### Work to do
Copy out the records below line for line, leaving out the pictures.

### Material provided
# # # # #

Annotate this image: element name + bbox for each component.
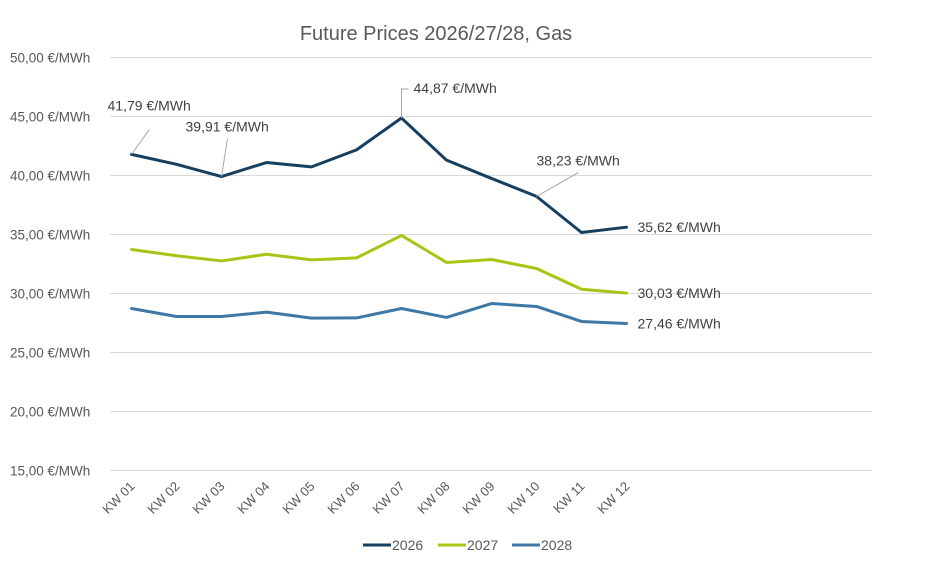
legend-item-2028[interactable]: 2028 [512,537,572,553]
y-tick-label: 45,00 €/MWh [10,110,90,125]
legend-item-2027[interactable]: 2027 [438,537,498,553]
data-label: 44,87 €/MWh [414,80,497,96]
x-tick-label: KW 07 [369,479,407,517]
data-label: 35,62 €/MWh [638,219,721,235]
y-tick-label: 50,00 €/MWh [10,51,90,66]
x-tick-label: KW 09 [459,479,497,517]
data-label: 39,91 €/MWh [186,119,269,135]
x-tick-label: KW 06 [324,479,362,517]
series-line-2027 [130,233,628,295]
legend-label: 2027 [467,537,498,553]
data-label: 27,46 €/MWh [638,315,721,331]
x-tick-label: KW 05 [279,479,317,517]
y-tick-label: 30,00 €/MWh [10,287,90,302]
legend-label: 2026 [392,537,423,553]
series-lines [130,116,628,325]
leader-line [131,129,150,155]
x-tick-label: KW 08 [414,479,452,517]
series-line-2026 [130,116,628,234]
x-tick-label: KW 11 [550,479,588,517]
x-tick-label: KW 03 [189,479,227,517]
legend: 2026 2027 2028 [363,537,572,553]
x-tick-label: KW 12 [594,479,632,517]
data-label: 30,03 €/MWh [638,285,721,301]
x-tick-label: KW 10 [504,479,542,517]
y-tick-label: 35,00 €/MWh [10,228,90,243]
leader-line [401,88,409,119]
y-tick-label: 15,00 €/MWh [10,464,90,479]
leader-line [536,171,579,197]
series-line-2028 [130,302,628,325]
x-axis-ticks: KW 01 KW 02 KW 03 KW 04 KW 05 KW 06 KW 07 KW 08… [99,479,632,517]
gridlines [110,57,872,471]
x-tick-label: KW 02 [144,479,182,517]
leader-line [221,138,228,177]
data-label: 41,79 €/MWh [108,97,191,113]
x-tick-label: KW 01 [99,479,137,517]
chart-title: Future Prices 2026/27/28, Gas [300,23,572,45]
data-label: 38,23 €/MWh [537,152,620,168]
legend-label: 2028 [541,537,572,553]
legend-item-2026[interactable]: 2026 [363,537,423,553]
y-axis-ticks: 15,00 €/MWh 20,00 €/MWh 25,00 €/MWh 30,00 €… [10,51,90,479]
data-labels: 41,79 €/MWh 39,91 €/MWh 44,87 €/MWh 38,23 €… [108,80,721,331]
y-tick-label: 40,00 €/MWh [10,169,90,184]
x-tick-label: KW 04 [234,479,272,517]
y-tick-label: 20,00 €/MWh [10,405,90,420]
y-tick-label: 25,00 €/MWh [10,346,90,361]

# # # # #

### Complete response
Annotate this image: element name + bbox for each component.
legend-item-2028[interactable]: 2028 [512,537,572,553]
y-tick-label: 45,00 €/MWh [10,110,90,125]
legend-item-2027[interactable]: 2027 [438,537,498,553]
data-label: 44,87 €/MWh [414,80,497,96]
x-tick-label: KW 07 [369,479,407,517]
data-label: 35,62 €/MWh [638,219,721,235]
y-tick-label: 50,00 €/MWh [10,51,90,66]
x-tick-label: KW 09 [459,479,497,517]
data-label: 39,91 €/MWh [186,119,269,135]
x-tick-label: KW 06 [324,479,362,517]
series-line-2027 [130,233,628,295]
legend-label: 2027 [467,537,498,553]
data-label: 27,46 €/MWh [638,315,721,331]
x-tick-label: KW 05 [279,479,317,517]
y-tick-label: 30,00 €/MWh [10,287,90,302]
legend-label: 2026 [392,537,423,553]
series-lines [130,116,628,325]
leader-line [131,129,150,155]
x-tick-label: KW 08 [414,479,452,517]
series-line-2026 [130,116,628,234]
x-tick-label: KW 11 [550,479,588,517]
x-tick-label: KW 03 [189,479,227,517]
legend: 2026 2027 2028 [363,537,572,553]
x-tick-label: KW 12 [594,479,632,517]
data-label: 30,03 €/MWh [638,285,721,301]
x-tick-label: KW 10 [504,479,542,517]
y-tick-label: 35,00 €/MWh [10,228,90,243]
leader-line [401,88,409,119]
y-tick-label: 15,00 €/MWh [10,464,90,479]
leader-line [536,171,579,197]
series-line-2028 [130,302,628,325]
x-axis-ticks: KW 01 KW 02 KW 03 KW 04 KW 05 KW 06 KW 07 KW 08… [99,479,632,517]
gridlines [110,57,872,471]
x-tick-label: KW 02 [144,479,182,517]
leader-line [221,138,228,177]
data-label: 41,79 €/MWh [108,97,191,113]
x-tick-label: KW 01 [99,479,137,517]
chart-title: Future Prices 2026/27/28, Gas [300,23,572,45]
data-label: 38,23 €/MWh [537,152,620,168]
legend-label: 2028 [541,537,572,553]
legend-item-2026[interactable]: 2026 [363,537,423,553]
y-axis-ticks: 15,00 €/MWh 20,00 €/MWh 25,00 €/MWh 30,00 €… [10,51,90,479]
data-labels: 41,79 €/MWh 39,91 €/MWh 44,87 €/MWh 38,23 €… [108,80,721,331]
y-tick-label: 40,00 €/MWh [10,169,90,184]
x-tick-label: KW 04 [234,479,272,517]
y-tick-label: 20,00 €/MWh [10,405,90,420]
y-tick-label: 25,00 €/MWh [10,346,90,361]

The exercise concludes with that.